→ **Exercise brief**: For each line in the data below that holds "values", return a copy.

→ **Working data**:
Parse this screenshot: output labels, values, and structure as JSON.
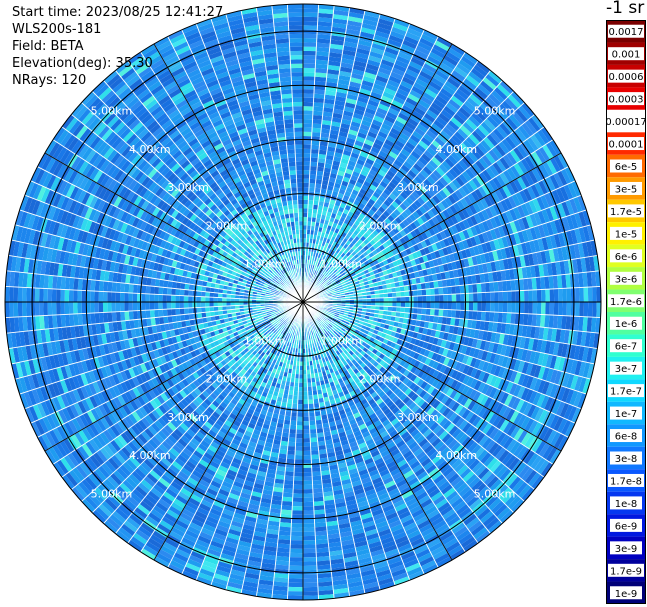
{
  "header": {
    "start_time": "Start time: 2023/08/25 12:41:27",
    "instrument": "WLS200s-181",
    "field": "Field: BETA",
    "elevation": "Elevation(deg): 35.30",
    "nrays": "NRays: 120"
  },
  "colorbar": {
    "unit_label": "-1 sr",
    "labels": [
      "0.0017",
      "0.001",
      "0.0006",
      "0.0003",
      "0.00017",
      "0.0001",
      "6e-5",
      "3e-5",
      "1.7e-5",
      "1e-5",
      "6e-6",
      "3e-6",
      "1.7e-6",
      "1e-6",
      "6e-7",
      "3e-7",
      "1.7e-7",
      "1e-7",
      "6e-8",
      "3e-8",
      "1.7e-8",
      "1e-8",
      "6e-9",
      "3e-9",
      "1.7e-9",
      "1e-9"
    ],
    "colors": [
      "#7a0000",
      "#a00000",
      "#c80000",
      "#e80000",
      "#ffffff",
      "#ff2a00",
      "#ff6a00",
      "#ff9a00",
      "#ffc800",
      "#fff000",
      "#e0ff20",
      "#b0ff40",
      "#80ff70",
      "#50ffa0",
      "#30ffd0",
      "#20f0f0",
      "#10d8ff",
      "#10b8ff",
      "#1098ff",
      "#1078ff",
      "#0a58ff",
      "#0538f0",
      "#0018e0",
      "#0000c0",
      "#00009c",
      "#000078"
    ]
  },
  "chart_data": {
    "type": "ppi",
    "nrays": 120,
    "range_max_km": 5.5,
    "range_rings_km": [
      1,
      2,
      3,
      4,
      5
    ],
    "ring_labels": [
      "1.00km",
      "2.00km",
      "3.00km",
      "4.00km",
      "5.00km"
    ],
    "azimuth_lines_deg": [
      0,
      30,
      60,
      90,
      120,
      150,
      180,
      210,
      240,
      270,
      300,
      330
    ],
    "label_azimuths_deg": [
      315,
      45,
      135,
      225
    ],
    "field": "BETA",
    "colormap_bins": 26
  }
}
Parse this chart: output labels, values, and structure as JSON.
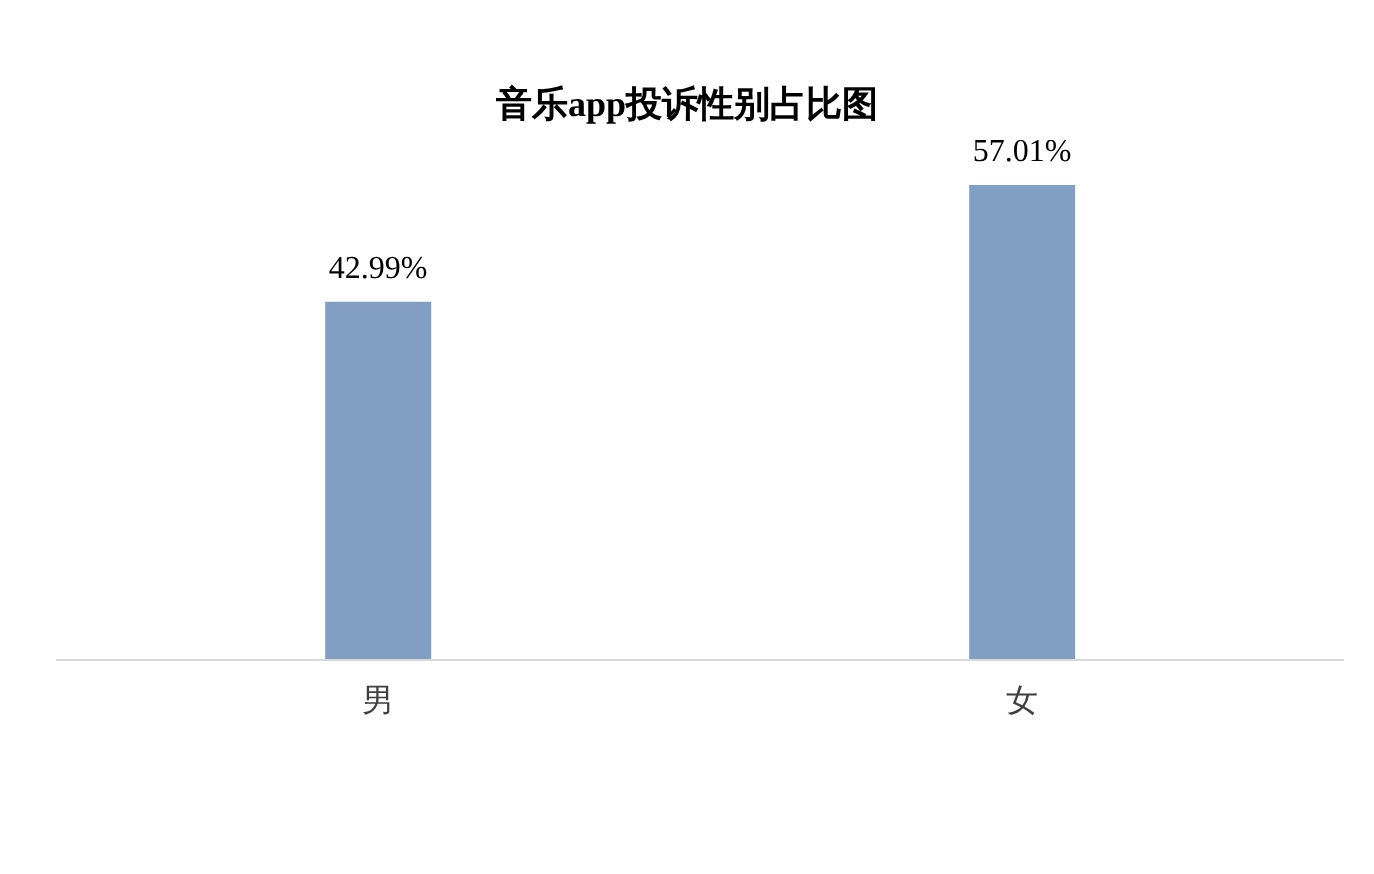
{
  "chart_data": {
    "type": "bar",
    "title": "音乐app投诉性别占比图",
    "categories": [
      "男",
      "女"
    ],
    "values": [
      42.99,
      57.01
    ],
    "color": "#809fc3",
    "value_labels": [
      "42.99%",
      "57.01%"
    ]
  }
}
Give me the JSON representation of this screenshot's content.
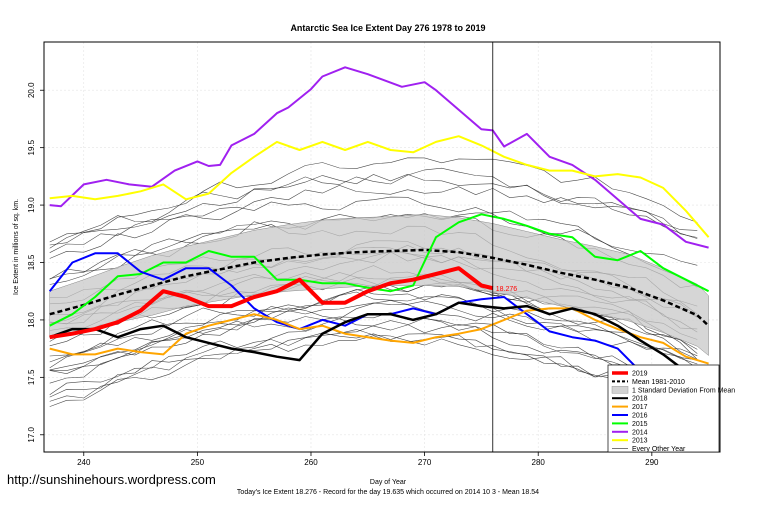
{
  "chart_data": {
    "type": "line",
    "title": "Antarctic Sea Ice Extent Day 276 1978 to 2019",
    "xlabel": "Day of Year",
    "ylabel": "Ice Extent in millions of sq. km.",
    "xlim": [
      236.5,
      296
    ],
    "ylim": [
      16.85,
      20.42
    ],
    "xticks": [
      240,
      250,
      260,
      270,
      280,
      290
    ],
    "yticks": [
      17.0,
      17.5,
      18.0,
      18.5,
      19.0,
      19.5,
      20.0
    ],
    "ytick_labels": [
      "17.0",
      "17.5",
      "18.0",
      "18.5",
      "19.0",
      "19.5",
      "20.0"
    ],
    "grid": true,
    "vline_day": 276,
    "current_marker_label": "18.276",
    "legend_position": "bottom-right",
    "legend": [
      {
        "label": "2019",
        "color": "#ff0000",
        "style": "thick"
      },
      {
        "label": "Mean 1981-2010",
        "color": "#000000",
        "style": "dashed"
      },
      {
        "label": "1 Standard Deviation From Mean",
        "color": "#d3d3d3",
        "style": "box"
      },
      {
        "label": "2018",
        "color": "#000000",
        "style": "solid"
      },
      {
        "label": "2017",
        "color": "#ffa500",
        "style": "solid"
      },
      {
        "label": "2016",
        "color": "#0000ff",
        "style": "solid"
      },
      {
        "label": "2015",
        "color": "#00ff00",
        "style": "solid"
      },
      {
        "label": "2014",
        "color": "#a020f0",
        "style": "solid"
      },
      {
        "label": "2013",
        "color": "#ffff00",
        "style": "solid"
      },
      {
        "label": "Every Other Year",
        "color": "#555555",
        "style": "thin"
      }
    ],
    "mean_band": {
      "x": [
        237,
        240,
        243,
        246,
        249,
        252,
        255,
        258,
        261,
        264,
        267,
        270,
        273,
        276,
        279,
        282,
        285,
        288,
        291,
        294,
        295
      ],
      "mean": [
        18.05,
        18.13,
        18.22,
        18.3,
        18.38,
        18.44,
        18.5,
        18.54,
        18.57,
        18.59,
        18.6,
        18.61,
        18.59,
        18.54,
        18.48,
        18.41,
        18.35,
        18.28,
        18.17,
        18.04,
        17.95
      ],
      "sd": [
        0.2,
        0.22,
        0.24,
        0.26,
        0.26,
        0.27,
        0.28,
        0.29,
        0.3,
        0.3,
        0.3,
        0.31,
        0.3,
        0.3,
        0.29,
        0.29,
        0.29,
        0.29,
        0.28,
        0.27,
        0.26
      ]
    },
    "series": [
      {
        "name": "2014",
        "color": "#a020f0",
        "width": 2,
        "x": [
          237,
          238,
          240,
          242,
          244,
          246,
          248,
          250,
          251,
          252,
          253,
          255,
          257,
          258,
          260,
          261,
          263,
          265,
          268,
          270,
          271,
          273,
          275,
          276,
          277,
          279,
          281,
          283,
          285,
          287,
          289,
          291,
          293,
          295
        ],
        "y": [
          19.0,
          18.99,
          19.18,
          19.22,
          19.18,
          19.16,
          19.3,
          19.38,
          19.34,
          19.35,
          19.52,
          19.62,
          19.8,
          19.85,
          20.01,
          20.12,
          20.2,
          20.14,
          20.03,
          20.07,
          20.0,
          19.83,
          19.66,
          19.65,
          19.51,
          19.62,
          19.42,
          19.35,
          19.22,
          19.05,
          18.88,
          18.83,
          18.68,
          18.63
        ]
      },
      {
        "name": "2013",
        "color": "#ffff00",
        "width": 2,
        "x": [
          237,
          239,
          241,
          243,
          245,
          247,
          249,
          251,
          253,
          255,
          257,
          259,
          261,
          263,
          265,
          267,
          269,
          271,
          273,
          275,
          277,
          279,
          281,
          283,
          285,
          287,
          289,
          291,
          293,
          295
        ],
        "y": [
          19.06,
          19.08,
          19.05,
          19.08,
          19.12,
          19.18,
          19.05,
          19.1,
          19.28,
          19.42,
          19.55,
          19.48,
          19.55,
          19.48,
          19.55,
          19.48,
          19.46,
          19.55,
          19.6,
          19.52,
          19.42,
          19.35,
          19.3,
          19.3,
          19.25,
          19.27,
          19.24,
          19.15,
          18.95,
          18.72
        ]
      },
      {
        "name": "2015",
        "color": "#00ff00",
        "width": 2,
        "x": [
          237,
          239,
          241,
          243,
          245,
          247,
          249,
          251,
          253,
          255,
          257,
          259,
          261,
          263,
          265,
          267,
          269,
          271,
          273,
          275,
          277,
          279,
          281,
          283,
          285,
          287,
          289,
          291,
          293,
          295
        ],
        "y": [
          17.95,
          18.05,
          18.2,
          18.38,
          18.4,
          18.5,
          18.5,
          18.6,
          18.55,
          18.55,
          18.35,
          18.35,
          18.32,
          18.32,
          18.28,
          18.25,
          18.3,
          18.72,
          18.85,
          18.92,
          18.88,
          18.82,
          18.75,
          18.72,
          18.55,
          18.52,
          18.6,
          18.45,
          18.35,
          18.25
        ]
      },
      {
        "name": "2016",
        "color": "#0000ff",
        "width": 2,
        "x": [
          237,
          239,
          241,
          243,
          245,
          247,
          249,
          251,
          253,
          255,
          257,
          259,
          261,
          263,
          265,
          267,
          269,
          271,
          273,
          275,
          277,
          279,
          281,
          283,
          285,
          287,
          289,
          291,
          293,
          295
        ],
        "y": [
          18.25,
          18.5,
          18.58,
          18.58,
          18.42,
          18.35,
          18.45,
          18.45,
          18.3,
          18.1,
          17.98,
          17.92,
          18.0,
          17.95,
          18.05,
          18.05,
          18.1,
          18.05,
          18.15,
          18.18,
          18.2,
          18.05,
          17.9,
          17.85,
          17.82,
          17.75,
          17.55,
          17.4,
          17.25,
          17.2
        ]
      },
      {
        "name": "2017",
        "color": "#ffa500",
        "width": 2,
        "x": [
          237,
          239,
          241,
          243,
          245,
          247,
          249,
          251,
          253,
          255,
          257,
          259,
          261,
          263,
          265,
          267,
          269,
          271,
          273,
          275,
          277,
          279,
          281,
          283,
          285,
          287,
          289,
          291,
          293,
          295
        ],
        "y": [
          17.75,
          17.7,
          17.7,
          17.75,
          17.72,
          17.7,
          17.88,
          17.95,
          18.0,
          18.05,
          18.0,
          17.92,
          17.95,
          17.88,
          17.85,
          17.82,
          17.8,
          17.85,
          17.88,
          17.92,
          18.0,
          18.08,
          18.1,
          18.1,
          18.0,
          17.92,
          17.85,
          17.8,
          17.68,
          17.62
        ]
      },
      {
        "name": "2018",
        "color": "#000000",
        "width": 2.5,
        "x": [
          237,
          239,
          241,
          243,
          245,
          247,
          249,
          251,
          253,
          255,
          257,
          259,
          261,
          263,
          265,
          267,
          269,
          271,
          273,
          275,
          277,
          279,
          281,
          283,
          285,
          287,
          289,
          291,
          293,
          295
        ],
        "y": [
          17.85,
          17.92,
          17.92,
          17.85,
          17.92,
          17.95,
          17.85,
          17.8,
          17.75,
          17.72,
          17.68,
          17.65,
          17.88,
          17.98,
          18.05,
          18.05,
          18.0,
          18.05,
          18.15,
          18.12,
          18.1,
          18.12,
          18.05,
          18.1,
          18.05,
          17.95,
          17.82,
          17.7,
          17.55,
          17.35
        ]
      },
      {
        "name": "2019",
        "color": "#ff0000",
        "width": 4,
        "x": [
          237,
          239,
          241,
          243,
          245,
          247,
          249,
          251,
          253,
          255,
          257,
          259,
          261,
          263,
          265,
          267,
          269,
          271,
          273,
          275,
          276
        ],
        "y": [
          17.85,
          17.88,
          17.92,
          17.98,
          18.08,
          18.25,
          18.2,
          18.12,
          18.12,
          18.2,
          18.25,
          18.35,
          18.15,
          18.15,
          18.25,
          18.32,
          18.35,
          18.4,
          18.45,
          18.3,
          18.276
        ]
      }
    ]
  },
  "watermark": "http://sunshinehours.wordpress.com",
  "footer": "Today's Ice Extent  18.276   - Record for the day  19.635 which occurred on 2014 10 3   - Mean  18.54"
}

→ **Answer for the task**:
Parse this screenshot: output labels, values, and structure as JSON.
Parse this chart: output labels, values, and structure as JSON.
    "values": [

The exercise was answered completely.